Directive: Scan the entries and tally the lines that include the string "あなたがその指で". Reply with the figure alone.

(Dataset entries)
- - - -

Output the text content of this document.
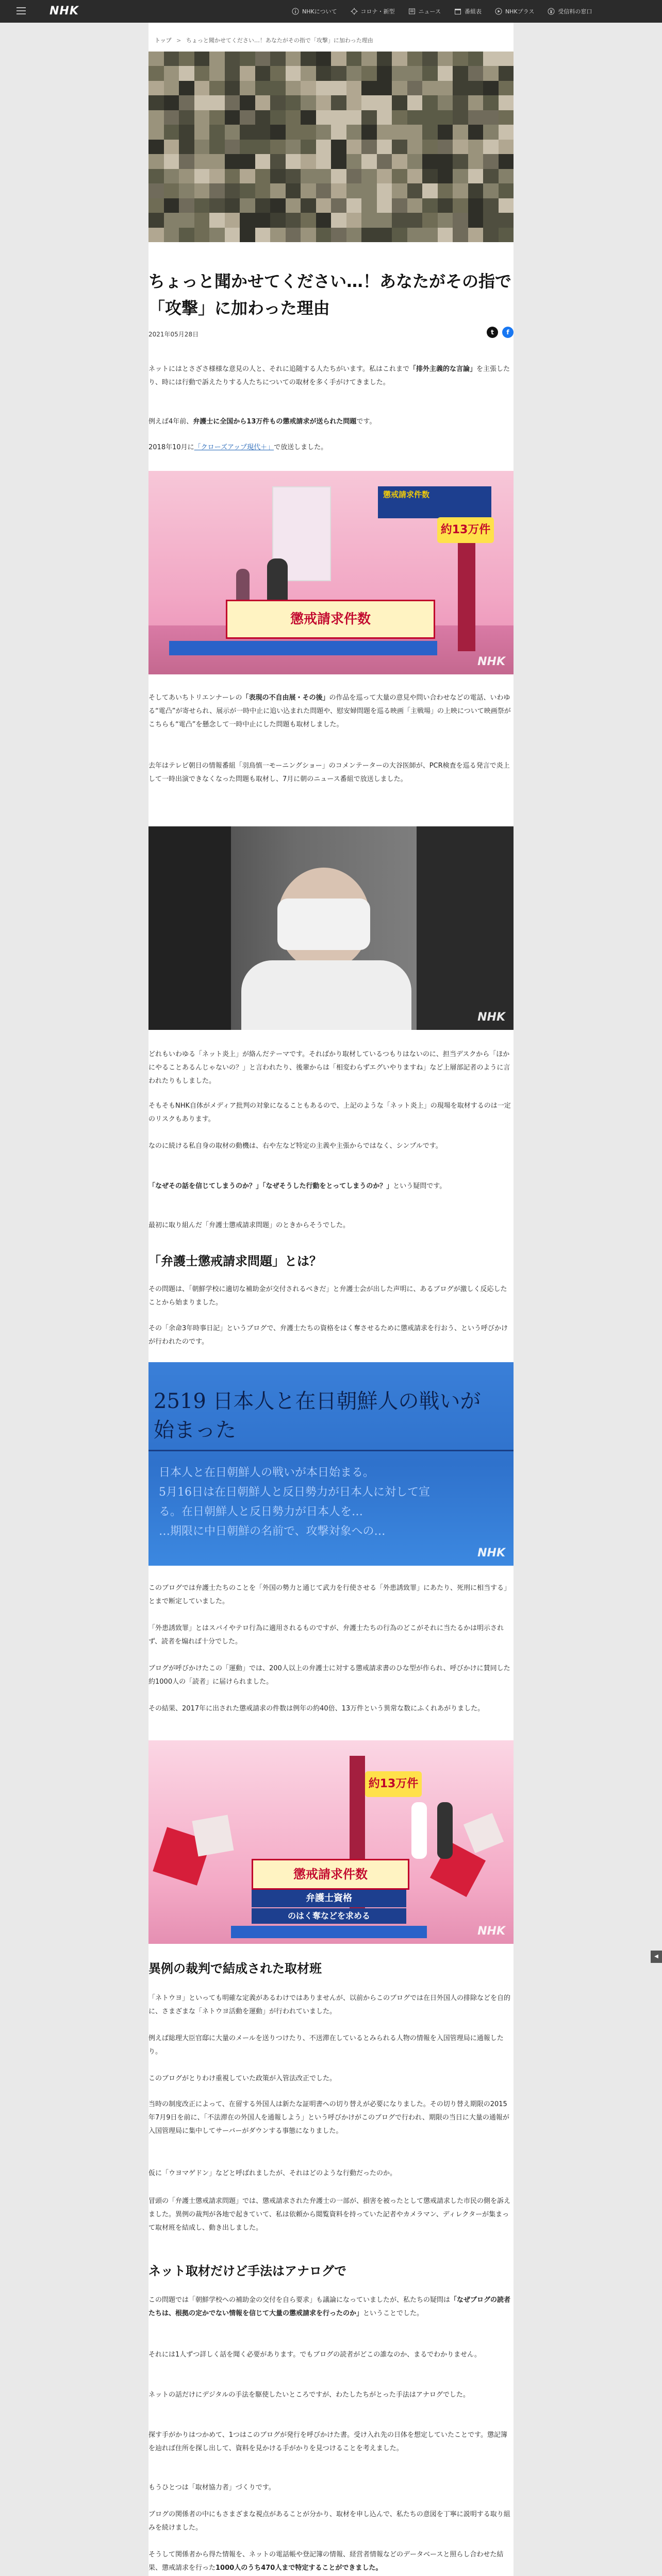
NHK	NHKについて	コロナ・新型	ニュース	番組表	NHKプラス	受信料の窓口
トップ > ちょっと聞かせてください…！あなたがその指で「攻撃」に加わった理由
ちょっと聞かせてください…！あなたがその指で「攻撃」に加わった理由
2021年05月28日	t	f
ネットにはとさざさ様様な意見の人と、それに追随する人たちがいます。私はこれまで「排外主義的な言論」を主張したり、時には行動で訴えたりする人たちについての取材を多く手がけてきました。
例えば4年前、弁護士に全国から13万件もの懲戒請求が送られた問題です。
2018年10月に「クローズアップ現代＋」で放送しました。
懲戒請求件数
約13万件
懲戒請求件数
NHK
そしてあいちトリエンナーレの「表現の不自由展・その後」の作品を巡って大量の意見や問い合わせなどの電話、いわゆる“電凸”が寄せられ、展示が一時中止に追い込まれた問題や、慰安婦問題を巡る映画「主戦場」の上映について映画祭がこちらも“電凸”を懸念して一時中止にした問題も取材しました。
去年はテレビ朝日の情報番組「羽鳥慎一モーニングショー」のコメンテーターの大谷医師が、PCR検査を巡る発言で炎上して一時出演できなくなった問題も取材し、7月に朝のニュース番組で放送しました。
NHK
どれもいわゆる「ネット炎上」が絡んだテーマです。そればかり取材しているつもりはないのに、担当デスクから「ほかにやることあるんじゃないの？」と言われたり、後輩からは「相変わらずエグいやりますね」など上層部記者のように言われたりもしました。
そもそもNHK自体がメディア批判の対象になることもあるので、上記のような「ネット炎上」の現場を取材するのは一定のリスクもあります。
なのに続ける私自身の取材の動機は、右や左など特定の主義や主張からではなく、シンプルです。
「なぜその話を信じてしまうのか？」「なぜそうした行動をとってしまうのか？」という疑問です。
最初に取り組んだ「弁護士懲戒請求問題」のときからそうでした。
「弁護士懲戒請求問題」とは？
その問題は、「朝鮮学校に適切な補助金が交付されるべきだ」と弁護士会が出した声明に、あるブログが激しく反応したことから始まりました。
その「余命3年時事日記」というブログで、弁護士たちの資格をはく奪させるために懲戒請求を行おう、という呼びかけが行われたのです。
2519 日本人と在日朝鮮人の戦いが
始まった
日本人と在日朝鮮人の戦いが本日始まる。
5月16日は在日朝鮮人と反日勢力が日本人に対して宣
る。在日朝鮮人と反日勢力が日本人を…
…期限に中日朝鮮の名前で、攻撃対象への…
NHK
このブログでは弁護士たちのことを「外国の勢力と通じて武力を行使させる「外患誘致罪」にあたり、死刑に相当する」とまで断定していました。
「外患誘致罪」とはスパイやテロ行為に適用されるものですが、弁護士たちの行為のどこがそれに当たるかは明示されず、読者を煽れば十分でした。
ブログが呼びかけたこの「運動」では、200人以上の弁護士に対する懲戒請求書のひな型が作られ、呼びかけに賛同した約1000人の「読者」に届けられました。
その結果、2017年に出された懲戒請求の件数は例年の約40倍、13万件という異常な数にふくれあがりました。
約13万件
懲戒請求件数
弁護士資格
のはく奪などを求める
NHK
異例の裁判で結成された取材班
「ネトウヨ」といっても明確な定義があるわけではありませんが、以前からこのブログでは在日外国人の排除などを自的に、さまざまな「ネトウヨ活動を運動」が行われていました。
例えば総理大臣官邸に大量のメールを送りつけたり、不送滞在しているとみられる人物の情報を入国管理局に通報したり。
このブログがとりわけ重視していた政策が入管法改正でした。
当時の制度改正によって、在留する外国人は新たな証明書への切り替えが必要になりました。その切り替え期限の2015年7月9日を前に、「不法滞在の外国人を通報しよう」という呼びかけがこのブログで行われ、期限の当日に大量の通報が入国管理局に集中してサーバーがダウンする事態になりました。
仮に「ウヨマゲドン」などと呼ばれましたが、それはどのような行動だったのか。
冒頭の「弁護士懲戒請求問題」では、懲戒請求された弁護士の一部が、損害を被ったとして懲戒請求した市民の側を訴えました。異例の裁判が各地で起きていて、私は依頼から閲覧資料を持っていた記者やカメラマン、ディレクターが集まって取材班を結成し、動き出しました。
ネット取材だけど手法はアナログで
この問題では「朝鮮学校への補助金の交付を自ら要求」も議論になっていましたが、私たちの疑問は「なぜブログの読者たちは、根拠の定かでない情報を信じて大量の懲戒請求を行ったのか」ということでした。
それには1人ずつ詳しく話を聞く必要があります。でもブログの読者がどこの誰なのか、まるでわかりません。
ネットの話だけにデジタルの手法を駆使したいところですが、わたしたちがとった手法はアナログでした。
探す手がかりはつかめて、1つはこのブログが発行を呼びかけた書。受け入れ先の日体を想定していたことです。懲記簿を辿れば住所を探し出して、資料を見かける手がかりを見つけることを考えました。
もうひとつは「取材協力者」づくりです。
ブログの関係者の中にもさまざまな視点があることが分かり、取材を申し込んで、私たちの意図を丁寧に説明する取り組みを続けました。
そうして関係者から得た情報を、ネットの電話帳や登記簿の情報、経営者情報などのデータベースと照らし合わせた結果、懲戒請求を行った1000人のうち470人まで特定することができました。
◀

- - - -

Expected answer: 2